| Task prompt |
Determine the number of lines where "Préparation" occurs and reply with that number by itself.
-- START Recorded information --
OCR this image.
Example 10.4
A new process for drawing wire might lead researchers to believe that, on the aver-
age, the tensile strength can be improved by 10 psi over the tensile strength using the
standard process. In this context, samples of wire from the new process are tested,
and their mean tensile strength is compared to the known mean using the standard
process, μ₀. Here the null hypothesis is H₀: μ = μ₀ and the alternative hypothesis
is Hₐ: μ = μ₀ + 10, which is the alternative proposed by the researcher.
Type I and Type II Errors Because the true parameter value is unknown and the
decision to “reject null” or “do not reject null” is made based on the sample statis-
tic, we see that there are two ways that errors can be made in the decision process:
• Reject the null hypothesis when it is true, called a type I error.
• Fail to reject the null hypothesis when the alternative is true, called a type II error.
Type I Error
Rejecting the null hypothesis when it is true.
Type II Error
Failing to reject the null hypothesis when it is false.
-- END Recorded information --
-- START Recorded information --
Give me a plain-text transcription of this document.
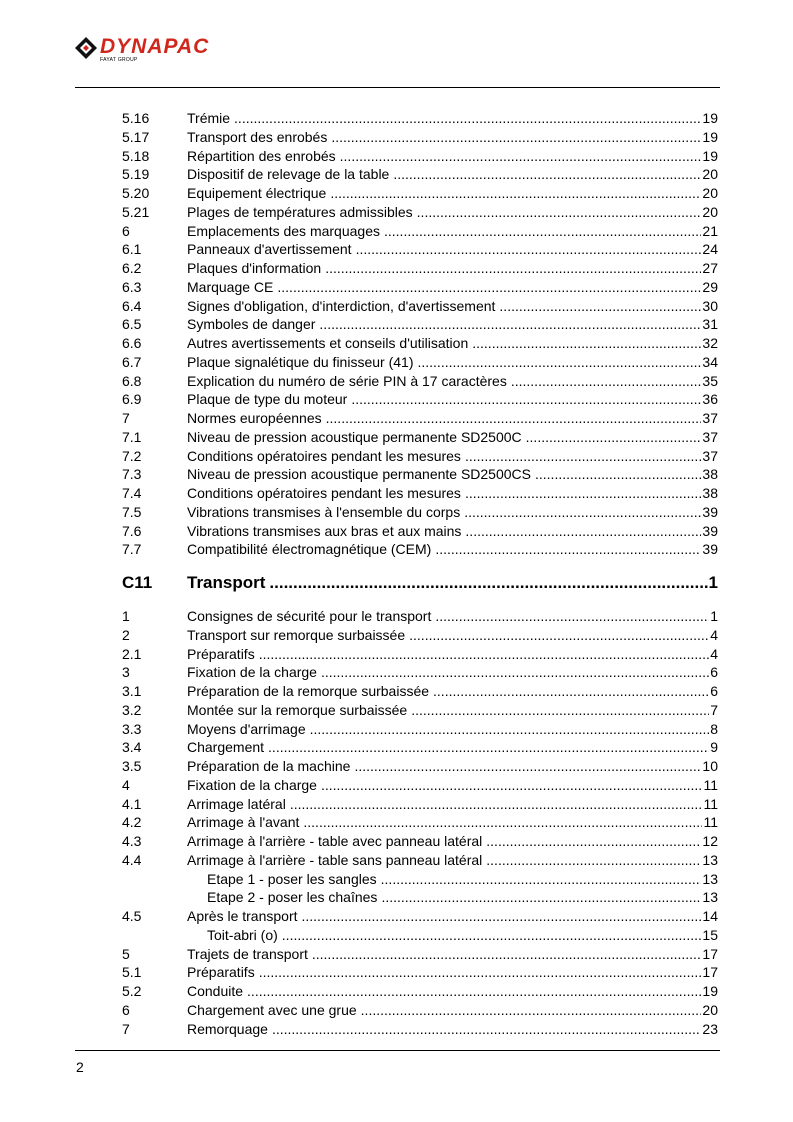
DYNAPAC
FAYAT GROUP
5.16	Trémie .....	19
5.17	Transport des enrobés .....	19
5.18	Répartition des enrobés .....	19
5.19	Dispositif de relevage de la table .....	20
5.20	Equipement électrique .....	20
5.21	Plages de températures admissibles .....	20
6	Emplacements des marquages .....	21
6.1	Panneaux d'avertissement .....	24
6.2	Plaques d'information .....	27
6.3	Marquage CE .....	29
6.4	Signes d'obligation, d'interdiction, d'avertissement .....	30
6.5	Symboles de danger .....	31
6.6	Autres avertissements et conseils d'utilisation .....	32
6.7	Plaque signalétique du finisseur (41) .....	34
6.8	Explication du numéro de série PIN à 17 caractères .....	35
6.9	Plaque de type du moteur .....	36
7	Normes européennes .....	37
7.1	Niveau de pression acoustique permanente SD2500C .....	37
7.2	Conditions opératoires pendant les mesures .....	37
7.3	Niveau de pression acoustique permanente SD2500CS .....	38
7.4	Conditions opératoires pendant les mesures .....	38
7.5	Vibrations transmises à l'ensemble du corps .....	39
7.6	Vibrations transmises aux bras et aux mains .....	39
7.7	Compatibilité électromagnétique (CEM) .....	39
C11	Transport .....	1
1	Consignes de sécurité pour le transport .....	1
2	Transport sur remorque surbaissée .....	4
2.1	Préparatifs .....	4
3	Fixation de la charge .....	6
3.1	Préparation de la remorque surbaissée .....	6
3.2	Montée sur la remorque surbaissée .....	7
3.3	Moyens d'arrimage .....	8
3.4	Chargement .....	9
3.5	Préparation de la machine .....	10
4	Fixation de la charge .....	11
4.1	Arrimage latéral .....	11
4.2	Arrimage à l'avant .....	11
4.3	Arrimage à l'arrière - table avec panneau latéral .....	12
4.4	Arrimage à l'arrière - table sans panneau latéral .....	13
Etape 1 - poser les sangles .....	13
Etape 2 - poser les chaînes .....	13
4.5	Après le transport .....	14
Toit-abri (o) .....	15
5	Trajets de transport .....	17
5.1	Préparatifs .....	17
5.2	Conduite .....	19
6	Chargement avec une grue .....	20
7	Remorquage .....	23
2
-- END Recorded information --
| Solution to this exercise |
2